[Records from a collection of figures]
++++++++++++++++++++
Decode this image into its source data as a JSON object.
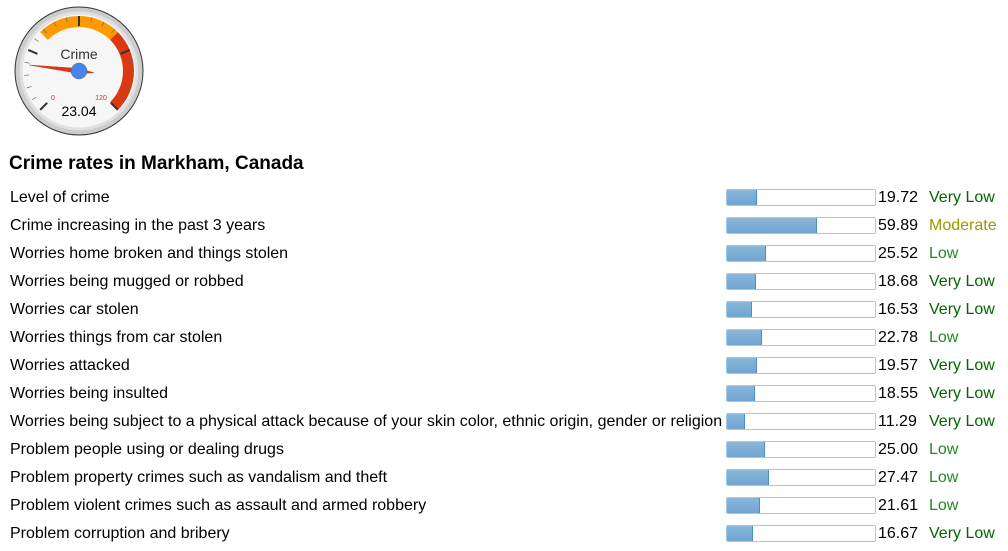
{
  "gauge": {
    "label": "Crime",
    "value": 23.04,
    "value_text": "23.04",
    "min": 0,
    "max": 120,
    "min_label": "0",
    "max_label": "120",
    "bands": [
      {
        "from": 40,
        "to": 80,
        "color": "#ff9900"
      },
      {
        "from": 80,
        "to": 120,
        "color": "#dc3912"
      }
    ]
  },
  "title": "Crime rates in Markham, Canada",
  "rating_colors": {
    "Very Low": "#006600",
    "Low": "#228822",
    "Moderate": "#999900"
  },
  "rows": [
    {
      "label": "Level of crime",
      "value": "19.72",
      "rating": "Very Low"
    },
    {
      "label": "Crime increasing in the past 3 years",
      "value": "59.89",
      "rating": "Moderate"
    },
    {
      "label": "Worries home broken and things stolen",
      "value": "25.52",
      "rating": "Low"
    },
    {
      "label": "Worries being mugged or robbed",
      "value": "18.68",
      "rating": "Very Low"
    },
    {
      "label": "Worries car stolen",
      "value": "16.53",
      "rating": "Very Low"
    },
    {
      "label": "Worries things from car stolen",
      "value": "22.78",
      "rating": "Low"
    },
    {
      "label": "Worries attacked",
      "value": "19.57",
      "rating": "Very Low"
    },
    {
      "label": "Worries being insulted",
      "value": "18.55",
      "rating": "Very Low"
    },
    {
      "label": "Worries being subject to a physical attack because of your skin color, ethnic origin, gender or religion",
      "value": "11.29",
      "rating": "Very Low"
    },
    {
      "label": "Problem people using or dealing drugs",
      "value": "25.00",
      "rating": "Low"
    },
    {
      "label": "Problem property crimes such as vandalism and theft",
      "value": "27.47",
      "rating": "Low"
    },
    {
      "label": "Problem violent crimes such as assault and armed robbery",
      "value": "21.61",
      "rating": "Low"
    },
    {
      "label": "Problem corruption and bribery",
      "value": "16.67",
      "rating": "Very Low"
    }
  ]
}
++++++++++++++++++++
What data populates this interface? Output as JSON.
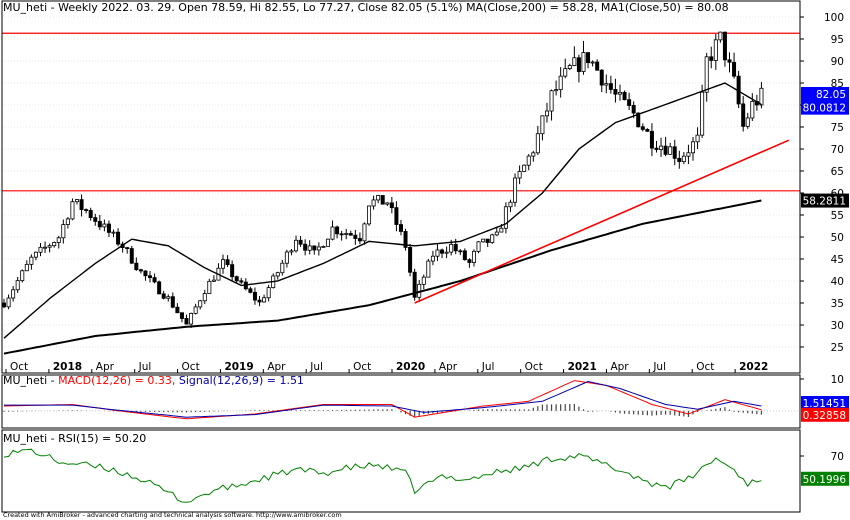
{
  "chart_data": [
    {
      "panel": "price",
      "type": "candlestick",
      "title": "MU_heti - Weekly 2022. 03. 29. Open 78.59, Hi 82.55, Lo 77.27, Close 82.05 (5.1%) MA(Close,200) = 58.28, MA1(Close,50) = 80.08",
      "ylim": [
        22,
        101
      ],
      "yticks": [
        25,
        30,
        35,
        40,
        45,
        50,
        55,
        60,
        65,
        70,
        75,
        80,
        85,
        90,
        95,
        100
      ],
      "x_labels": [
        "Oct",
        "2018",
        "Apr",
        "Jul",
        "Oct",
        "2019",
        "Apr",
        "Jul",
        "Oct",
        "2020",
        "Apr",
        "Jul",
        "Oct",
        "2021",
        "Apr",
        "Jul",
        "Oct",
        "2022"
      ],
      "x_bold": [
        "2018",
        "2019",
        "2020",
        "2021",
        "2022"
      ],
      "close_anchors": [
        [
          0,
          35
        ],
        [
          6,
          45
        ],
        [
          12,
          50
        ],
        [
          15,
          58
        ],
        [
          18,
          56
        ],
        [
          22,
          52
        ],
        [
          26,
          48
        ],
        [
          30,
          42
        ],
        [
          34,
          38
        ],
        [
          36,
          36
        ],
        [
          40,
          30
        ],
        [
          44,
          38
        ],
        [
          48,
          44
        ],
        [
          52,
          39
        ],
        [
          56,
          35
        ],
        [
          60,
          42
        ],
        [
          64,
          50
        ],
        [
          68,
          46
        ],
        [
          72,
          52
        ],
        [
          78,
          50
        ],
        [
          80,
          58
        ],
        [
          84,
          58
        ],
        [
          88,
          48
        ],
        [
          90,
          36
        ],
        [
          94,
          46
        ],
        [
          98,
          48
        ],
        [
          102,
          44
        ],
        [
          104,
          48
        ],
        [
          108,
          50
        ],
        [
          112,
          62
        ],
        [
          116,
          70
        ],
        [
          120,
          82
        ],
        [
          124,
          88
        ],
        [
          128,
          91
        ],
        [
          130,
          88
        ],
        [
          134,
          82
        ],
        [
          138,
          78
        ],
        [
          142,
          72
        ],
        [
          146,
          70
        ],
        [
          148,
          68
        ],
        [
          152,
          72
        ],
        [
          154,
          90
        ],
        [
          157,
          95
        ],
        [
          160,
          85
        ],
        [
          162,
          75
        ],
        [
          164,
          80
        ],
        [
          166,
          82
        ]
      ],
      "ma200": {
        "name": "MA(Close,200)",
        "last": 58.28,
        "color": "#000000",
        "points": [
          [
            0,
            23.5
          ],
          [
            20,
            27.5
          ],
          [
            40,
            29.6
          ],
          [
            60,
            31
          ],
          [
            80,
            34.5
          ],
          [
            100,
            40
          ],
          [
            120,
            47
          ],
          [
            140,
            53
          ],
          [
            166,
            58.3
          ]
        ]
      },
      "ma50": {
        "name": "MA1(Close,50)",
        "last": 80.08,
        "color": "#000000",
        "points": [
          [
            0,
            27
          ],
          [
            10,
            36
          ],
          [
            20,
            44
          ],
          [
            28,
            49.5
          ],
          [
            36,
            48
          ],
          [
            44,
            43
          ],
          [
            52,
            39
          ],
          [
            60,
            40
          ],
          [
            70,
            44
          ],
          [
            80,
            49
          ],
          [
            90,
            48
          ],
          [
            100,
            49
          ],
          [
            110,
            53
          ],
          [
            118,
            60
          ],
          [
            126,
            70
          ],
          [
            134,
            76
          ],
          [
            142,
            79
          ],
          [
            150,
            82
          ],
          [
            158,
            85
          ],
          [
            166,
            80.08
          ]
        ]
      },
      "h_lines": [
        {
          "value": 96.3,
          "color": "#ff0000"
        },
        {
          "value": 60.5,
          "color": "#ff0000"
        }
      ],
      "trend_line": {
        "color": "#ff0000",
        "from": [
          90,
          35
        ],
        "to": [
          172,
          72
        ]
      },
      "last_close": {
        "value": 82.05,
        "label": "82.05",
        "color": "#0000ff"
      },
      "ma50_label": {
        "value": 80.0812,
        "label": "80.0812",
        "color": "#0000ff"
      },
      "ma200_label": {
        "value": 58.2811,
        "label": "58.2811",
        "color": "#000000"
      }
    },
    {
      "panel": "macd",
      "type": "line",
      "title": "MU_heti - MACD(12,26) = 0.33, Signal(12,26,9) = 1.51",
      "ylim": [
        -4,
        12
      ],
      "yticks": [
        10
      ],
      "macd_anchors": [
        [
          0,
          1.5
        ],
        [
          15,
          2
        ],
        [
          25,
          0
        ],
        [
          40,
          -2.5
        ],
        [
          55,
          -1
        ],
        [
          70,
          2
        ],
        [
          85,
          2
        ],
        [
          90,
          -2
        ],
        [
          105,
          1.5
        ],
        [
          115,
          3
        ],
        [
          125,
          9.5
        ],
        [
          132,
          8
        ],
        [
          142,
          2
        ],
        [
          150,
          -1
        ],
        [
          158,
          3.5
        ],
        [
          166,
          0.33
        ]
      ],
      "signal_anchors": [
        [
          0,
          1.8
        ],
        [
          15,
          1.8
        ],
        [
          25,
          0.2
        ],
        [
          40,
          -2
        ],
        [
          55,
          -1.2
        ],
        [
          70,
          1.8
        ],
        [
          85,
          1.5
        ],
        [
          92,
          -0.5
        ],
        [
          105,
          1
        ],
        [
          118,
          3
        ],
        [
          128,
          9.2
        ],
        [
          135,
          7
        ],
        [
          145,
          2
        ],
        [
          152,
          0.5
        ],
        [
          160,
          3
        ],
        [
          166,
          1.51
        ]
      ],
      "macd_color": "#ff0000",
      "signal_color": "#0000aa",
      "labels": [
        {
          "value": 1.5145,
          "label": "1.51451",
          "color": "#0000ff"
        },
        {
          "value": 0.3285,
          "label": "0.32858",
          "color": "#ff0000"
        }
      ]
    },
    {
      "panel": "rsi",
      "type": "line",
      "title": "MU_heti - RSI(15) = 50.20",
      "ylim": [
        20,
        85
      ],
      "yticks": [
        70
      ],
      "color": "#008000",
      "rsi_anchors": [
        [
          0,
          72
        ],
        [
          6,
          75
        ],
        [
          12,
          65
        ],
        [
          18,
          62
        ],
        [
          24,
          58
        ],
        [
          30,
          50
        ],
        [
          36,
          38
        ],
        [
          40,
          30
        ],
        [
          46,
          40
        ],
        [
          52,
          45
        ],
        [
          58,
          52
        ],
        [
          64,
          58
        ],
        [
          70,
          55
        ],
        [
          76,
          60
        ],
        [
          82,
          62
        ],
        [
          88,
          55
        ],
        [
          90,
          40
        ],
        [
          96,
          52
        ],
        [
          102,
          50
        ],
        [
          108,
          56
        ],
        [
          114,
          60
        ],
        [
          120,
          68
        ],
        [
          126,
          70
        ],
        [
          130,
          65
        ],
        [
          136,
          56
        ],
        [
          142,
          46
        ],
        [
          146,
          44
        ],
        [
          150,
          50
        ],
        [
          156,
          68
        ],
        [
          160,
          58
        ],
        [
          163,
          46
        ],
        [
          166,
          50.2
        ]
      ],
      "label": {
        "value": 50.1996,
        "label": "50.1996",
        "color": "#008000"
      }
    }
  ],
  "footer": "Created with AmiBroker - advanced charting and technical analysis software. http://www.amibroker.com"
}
++++++++++++++++++++
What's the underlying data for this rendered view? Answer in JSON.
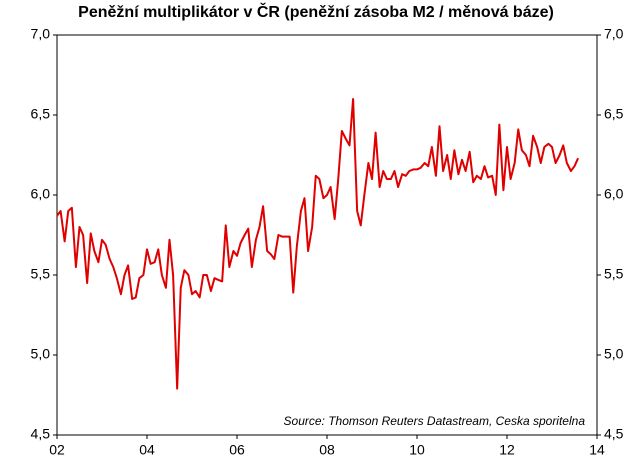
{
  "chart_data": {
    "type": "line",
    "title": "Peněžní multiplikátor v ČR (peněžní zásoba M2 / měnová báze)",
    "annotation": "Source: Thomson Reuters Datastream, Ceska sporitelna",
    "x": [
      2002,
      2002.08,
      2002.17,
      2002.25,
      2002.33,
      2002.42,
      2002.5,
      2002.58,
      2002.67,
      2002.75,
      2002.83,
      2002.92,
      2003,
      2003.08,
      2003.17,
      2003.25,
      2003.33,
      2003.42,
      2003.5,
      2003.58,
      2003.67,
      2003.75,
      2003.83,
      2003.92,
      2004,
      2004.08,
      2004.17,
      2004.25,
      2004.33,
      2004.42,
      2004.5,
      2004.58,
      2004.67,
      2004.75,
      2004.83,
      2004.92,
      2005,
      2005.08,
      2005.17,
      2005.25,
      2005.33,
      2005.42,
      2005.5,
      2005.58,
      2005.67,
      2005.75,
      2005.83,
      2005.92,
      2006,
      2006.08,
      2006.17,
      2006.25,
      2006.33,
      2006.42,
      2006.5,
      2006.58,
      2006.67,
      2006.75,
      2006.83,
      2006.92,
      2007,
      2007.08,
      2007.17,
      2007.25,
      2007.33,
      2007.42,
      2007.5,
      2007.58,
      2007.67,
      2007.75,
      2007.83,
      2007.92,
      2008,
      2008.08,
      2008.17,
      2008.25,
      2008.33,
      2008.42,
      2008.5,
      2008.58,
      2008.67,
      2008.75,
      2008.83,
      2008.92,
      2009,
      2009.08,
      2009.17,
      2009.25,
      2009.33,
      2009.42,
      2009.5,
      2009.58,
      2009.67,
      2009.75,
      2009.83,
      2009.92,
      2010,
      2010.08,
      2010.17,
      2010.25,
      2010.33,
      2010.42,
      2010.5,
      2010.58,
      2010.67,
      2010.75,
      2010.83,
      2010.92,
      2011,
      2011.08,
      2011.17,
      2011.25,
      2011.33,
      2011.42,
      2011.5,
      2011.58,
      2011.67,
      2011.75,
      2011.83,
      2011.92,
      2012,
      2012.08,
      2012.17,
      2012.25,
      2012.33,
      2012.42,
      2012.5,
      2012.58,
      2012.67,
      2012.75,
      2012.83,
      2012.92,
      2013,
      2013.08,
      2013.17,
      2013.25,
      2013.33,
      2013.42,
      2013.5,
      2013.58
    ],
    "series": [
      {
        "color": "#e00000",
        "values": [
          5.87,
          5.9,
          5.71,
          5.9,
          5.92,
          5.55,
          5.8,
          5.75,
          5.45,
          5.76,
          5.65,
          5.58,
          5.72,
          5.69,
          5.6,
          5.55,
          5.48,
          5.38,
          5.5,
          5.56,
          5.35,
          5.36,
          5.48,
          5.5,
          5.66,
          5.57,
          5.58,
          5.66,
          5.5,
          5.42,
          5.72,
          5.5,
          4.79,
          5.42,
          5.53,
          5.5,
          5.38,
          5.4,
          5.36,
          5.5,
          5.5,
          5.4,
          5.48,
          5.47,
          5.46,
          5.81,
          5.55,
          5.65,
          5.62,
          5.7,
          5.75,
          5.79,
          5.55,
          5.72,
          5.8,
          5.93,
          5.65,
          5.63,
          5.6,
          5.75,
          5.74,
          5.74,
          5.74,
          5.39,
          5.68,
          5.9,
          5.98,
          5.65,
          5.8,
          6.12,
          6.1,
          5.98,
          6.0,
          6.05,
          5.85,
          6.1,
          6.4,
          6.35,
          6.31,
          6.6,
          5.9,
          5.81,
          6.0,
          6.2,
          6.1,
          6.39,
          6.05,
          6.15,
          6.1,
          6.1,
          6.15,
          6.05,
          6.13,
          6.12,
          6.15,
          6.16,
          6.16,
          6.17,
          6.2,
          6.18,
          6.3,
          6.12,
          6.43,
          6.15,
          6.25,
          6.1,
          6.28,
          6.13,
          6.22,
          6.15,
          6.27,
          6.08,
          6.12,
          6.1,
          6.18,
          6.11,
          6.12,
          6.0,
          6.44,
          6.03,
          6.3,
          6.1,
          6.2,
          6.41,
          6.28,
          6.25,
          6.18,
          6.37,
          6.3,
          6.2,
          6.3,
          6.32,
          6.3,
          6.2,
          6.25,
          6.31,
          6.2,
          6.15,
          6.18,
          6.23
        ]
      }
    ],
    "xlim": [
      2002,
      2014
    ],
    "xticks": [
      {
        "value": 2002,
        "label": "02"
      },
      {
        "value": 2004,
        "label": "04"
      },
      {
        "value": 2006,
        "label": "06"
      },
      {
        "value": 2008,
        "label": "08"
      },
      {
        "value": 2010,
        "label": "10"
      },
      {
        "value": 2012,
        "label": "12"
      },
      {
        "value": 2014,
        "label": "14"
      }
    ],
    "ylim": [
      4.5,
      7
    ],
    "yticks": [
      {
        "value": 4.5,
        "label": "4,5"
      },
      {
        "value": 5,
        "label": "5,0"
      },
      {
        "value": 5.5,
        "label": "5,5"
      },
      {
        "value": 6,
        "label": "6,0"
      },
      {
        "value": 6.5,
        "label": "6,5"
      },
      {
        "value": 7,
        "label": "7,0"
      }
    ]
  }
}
++++++++++++++++++++
#### WHAT THIS TASK INVOLVES:
Pull out every line of the records that includes the string "Problem".

#### ANSWER BELOW:
      "label": "Problem people using or dealing drugs",
      "label": "Problem property crimes such as vandalism and theft",
      "label": "Problem violent crimes such as assault and armed robbery",
      "label": "Problem corruption and bribery",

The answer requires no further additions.